- **Task statement**:
A word-for-word restatement of the data is what is needed.

- **Given information**:
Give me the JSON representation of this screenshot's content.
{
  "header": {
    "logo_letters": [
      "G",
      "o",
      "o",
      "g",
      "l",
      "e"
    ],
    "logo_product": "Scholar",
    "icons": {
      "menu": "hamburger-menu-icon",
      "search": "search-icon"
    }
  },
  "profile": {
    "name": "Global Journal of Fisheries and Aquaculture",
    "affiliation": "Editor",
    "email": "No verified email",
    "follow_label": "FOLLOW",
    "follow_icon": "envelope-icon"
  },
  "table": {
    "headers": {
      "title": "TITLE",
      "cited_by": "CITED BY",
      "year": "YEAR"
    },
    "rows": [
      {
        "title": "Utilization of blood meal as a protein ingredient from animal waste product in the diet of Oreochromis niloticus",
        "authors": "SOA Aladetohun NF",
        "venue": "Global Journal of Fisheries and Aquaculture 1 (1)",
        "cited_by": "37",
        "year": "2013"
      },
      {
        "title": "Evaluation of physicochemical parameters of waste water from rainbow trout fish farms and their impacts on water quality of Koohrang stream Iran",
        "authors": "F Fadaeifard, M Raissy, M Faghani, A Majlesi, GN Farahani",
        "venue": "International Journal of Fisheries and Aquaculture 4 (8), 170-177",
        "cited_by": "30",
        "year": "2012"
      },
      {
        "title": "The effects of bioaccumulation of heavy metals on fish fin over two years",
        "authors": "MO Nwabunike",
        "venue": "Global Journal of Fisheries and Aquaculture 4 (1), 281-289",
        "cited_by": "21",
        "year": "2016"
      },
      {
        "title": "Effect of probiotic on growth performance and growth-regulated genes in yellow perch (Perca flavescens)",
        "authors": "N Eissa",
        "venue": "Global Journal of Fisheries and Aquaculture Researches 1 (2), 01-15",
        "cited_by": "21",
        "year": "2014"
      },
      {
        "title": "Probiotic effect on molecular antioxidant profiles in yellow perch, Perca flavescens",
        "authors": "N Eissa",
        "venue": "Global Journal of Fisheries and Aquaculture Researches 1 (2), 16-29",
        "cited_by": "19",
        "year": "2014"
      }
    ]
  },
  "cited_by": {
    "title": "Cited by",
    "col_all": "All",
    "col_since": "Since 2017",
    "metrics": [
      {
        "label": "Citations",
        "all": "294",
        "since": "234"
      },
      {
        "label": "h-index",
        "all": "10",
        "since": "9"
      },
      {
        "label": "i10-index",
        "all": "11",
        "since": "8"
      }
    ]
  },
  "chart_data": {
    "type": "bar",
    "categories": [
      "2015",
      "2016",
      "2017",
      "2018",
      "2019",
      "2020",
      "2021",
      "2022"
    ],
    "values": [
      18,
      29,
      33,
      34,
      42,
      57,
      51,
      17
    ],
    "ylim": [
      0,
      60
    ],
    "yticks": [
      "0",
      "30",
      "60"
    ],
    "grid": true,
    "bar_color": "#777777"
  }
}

- **Answer section**:
Give me the JSON representation of this screenshot's content.
{
  "header": {
    "logo_letters": [
      "G",
      "o",
      "o",
      "g",
      "l",
      "e"
    ],
    "logo_product": "Scholar",
    "icons": {
      "menu": "hamburger-menu-icon",
      "search": "search-icon"
    }
  },
  "profile": {
    "name": "Global Journal of Fisheries and Aquaculture",
    "affiliation": "Editor",
    "email": "No verified email",
    "follow_label": "FOLLOW",
    "follow_icon": "envelope-icon"
  },
  "table": {
    "headers": {
      "title": "TITLE",
      "cited_by": "CITED BY",
      "year": "YEAR"
    },
    "rows": [
      {
        "title": "Utilization of blood meal as a protein ingredient from animal waste product in the diet of Oreochromis niloticus",
        "authors": "SOA Aladetohun NF",
        "venue": "Global Journal of Fisheries and Aquaculture 1 (1)",
        "cited_by": "37",
        "year": "2013"
      },
      {
        "title": "Evaluation of physicochemical parameters of waste water from rainbow trout fish farms and their impacts on water quality of Koohrang stream Iran",
        "authors": "F Fadaeifard, M Raissy, M Faghani, A Majlesi, GN Farahani",
        "venue": "International Journal of Fisheries and Aquaculture 4 (8), 170-177",
        "cited_by": "30",
        "year": "2012"
      },
      {
        "title": "The effects of bioaccumulation of heavy metals on fish fin over two years",
        "authors": "MO Nwabunike",
        "venue": "Global Journal of Fisheries and Aquaculture 4 (1), 281-289",
        "cited_by": "21",
        "year": "2016"
      },
      {
        "title": "Effect of probiotic on growth performance and growth-regulated genes in yellow perch (Perca flavescens)",
        "authors": "N Eissa",
        "venue": "Global Journal of Fisheries and Aquaculture Researches 1 (2), 01-15",
        "cited_by": "21",
        "year": "2014"
      },
      {
        "title": "Probiotic effect on molecular antioxidant profiles in yellow perch, Perca flavescens",
        "authors": "N Eissa",
        "venue": "Global Journal of Fisheries and Aquaculture Researches 1 (2), 16-29",
        "cited_by": "19",
        "year": "2014"
      }
    ]
  },
  "cited_by": {
    "title": "Cited by",
    "col_all": "All",
    "col_since": "Since 2017",
    "metrics": [
      {
        "label": "Citations",
        "all": "294",
        "since": "234"
      },
      {
        "label": "h-index",
        "all": "10",
        "since": "9"
      },
      {
        "label": "i10-index",
        "all": "11",
        "since": "8"
      }
    ]
  },
  "chart_data": {
    "type": "bar",
    "categories": [
      "2015",
      "2016",
      "2017",
      "2018",
      "2019",
      "2020",
      "2021",
      "2022"
    ],
    "values": [
      18,
      29,
      33,
      34,
      42,
      57,
      51,
      17
    ],
    "ylim": [
      0,
      60
    ],
    "yticks": [
      "0",
      "30",
      "60"
    ],
    "grid": true,
    "bar_color": "#777777"
  }
}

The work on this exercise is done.